__Instruction__
Spot every line with the word "技術開發에" and return it.

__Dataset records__
####################

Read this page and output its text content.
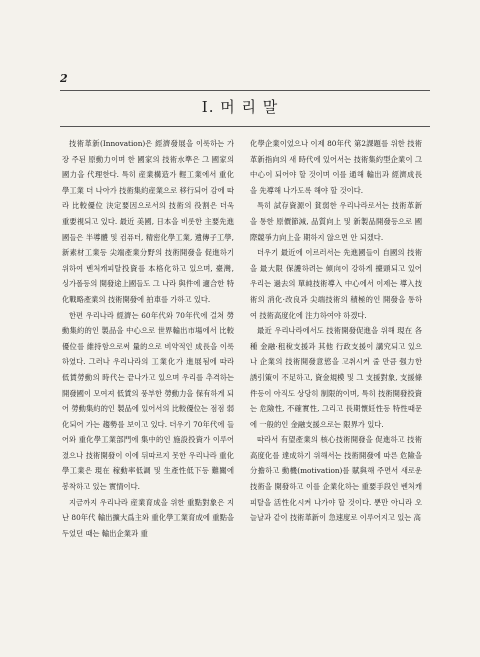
2
Ⅰ. 머 리 말

技術革新(Innovation)은 經濟發展을 이룩하는 가장 주된 原動力이며 한 國家의 技術水準은 그 國家의 國力을 代理한다. 특히 産業構造가 輕工業에서 重化學工業 더 나아가 技術集約産業으로 移行되어 감에 따라 比較優位 決定要因으로서의 技術의 役割은 더욱 重要視되고 있다. 最近 美國, 日本을 비롯한 主要先進國들은 半導體 및 컴퓨터, 精密化學工業, 遺傳子工學, 新素材工業등 尖端產業分野의 技術開發을 促進하기 위하여 벤처캐피탈投資를 本格化하고 있으며, 臺灣, 싱가폴등의 開發途上國들도 그 나라 與件에 適合한 特化戰略產業의 技術開發에 拍車를 가하고 있다.

한편 우리나라 經濟는 60年代와 70年代에 걸쳐 勞動集約的인 製品을 中心으로 世界輸出市場에서 比較優位를 維持함으로써 量的으로 비약적인 成長을 이룩하였다. 그러나 우리나라의 工業化가 進展됨에 따라 低賃勞動의 時代는 끝나가고 있으며 우리를 추격하는 開發國이 모여져 低賃의 풍부한 勞動力을 保有하게 되어 勞動集約的인 製品에 있어서의 比較優位는 점점 弱化되어 가는 趨勢를 보이고 있다. 더우기 70年代에 들어와 重化學工業部門에 集中的인 施設投資가 이루어졌으나 技術開發이 이에 뒤따르지 못한 우리나라 重化學工業은 現在 稼動率低調 및 生產性低下등 難關에 봉착하고 있는 實情이다.

지금까지 우리나라 産業育成을 위한 重點對象은 지난 80年代 輸出擴大爲主와 重化學工業育成에 重點을 두었던 때는 輸出企業과 重

化學企業이었으나 이제 80年代 第2課題를 위한 技術革新指向의 새 時代에 있어서는 技術集約型企業이 그 中心이 되어야 할 것이며 이를 通해 輸出과 經濟成長을 先導해 나가도록 해야 할 것이다.

특히 試存資源이 貧弱한 우리나라로서는 技術革新을 통한 原價節減, 品質向上 및 新製品開發등으로 國際競爭力向上을 期하지 않으면 안 되겠다.

더우기 最近에 이르러서는 先進國들이 自國의 技術을 最大限 保護하려는 傾向이 강하게 擡頭되고 있어 우리는 過去의 單純技術導入 中心에서 이제는 導入技術의 消化·改良과 尖端技術의 積極的인 開發을 통하여 技術高度化에 注力하여야 하겠다.

最近 우리나라에서도 技術開發促進을 위해 現在 各種 金融·租稅支援과 其他 行政支援이 講究되고 있으나 企業의 技術開發意慾을 고취시켜 줄 만큼 强力한 誘引策이 不足하고, 資金規模 및 그 支援對象, 支援條件등이 아직도 상당히 制限的이며, 특히 技術開發投資는 危險性, 不確實性, 그리고 長期懷妊性등 特性때문에 一般的인 金融支援으로는 限界가 있다.

따라서 有望產業의 核心技術開發을 促進하고 技術高度化를 達成하기 위해서는 技術開發에 따른 危險을 分擔하고 動機(motivation)를 賦與해 주면서 새로운 技術을 開發하고 이를 企業化하는 重要手段인 벤처캐피탈을 活性化시켜 나가야 할 것이다. 뿐만 아니라 오늘날과 같이 技術革新이 急速度로 이루어지고 있는 高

####################

__Solved problem__
技術革新(Innovation)은 經濟發展을 이룩하는 가장 주된 原動力이며 한 國家의 技術水準은 그 國家의 國力을 代理한다. 특히 産業構造가 輕工業에서 重化學工業 더 나아가 技術集約産業으로 移行되어 감에 따라 比較優位 決定要因으로서의 技術의 役割은 더욱 重要視되고 있다. 最近 美國, 日本을 비롯한 主要先進國들은 半導體 및 컴퓨터, 精密化學工業, 遺傳子工學, 新素材工業등 尖端產業分野의 技術開發을 促進하기 위하여 벤처캐피탈投資를 本格化하고 있으며, 臺灣, 싱가폴등의 開發途上國들도 그 나라 與件에 適合한 特化戰略產業의 技術開發에 拍車를 가하고 있다.
따라서 有望產業의 核心技術開發을 促進하고 技術高度化를 達成하기 위해서는 技術開發에 따른 危險을 分擔하고 動機(motivation)를 賦與해 주면서 새로운 技術을 開發하고 이를 企業化하는 重要手段인 벤처캐피탈을 活性化시켜 나가야 할 것이다. 뿐만 아니라 오늘날과 같이 技術革新이 急速度로 이루어지고 있는 高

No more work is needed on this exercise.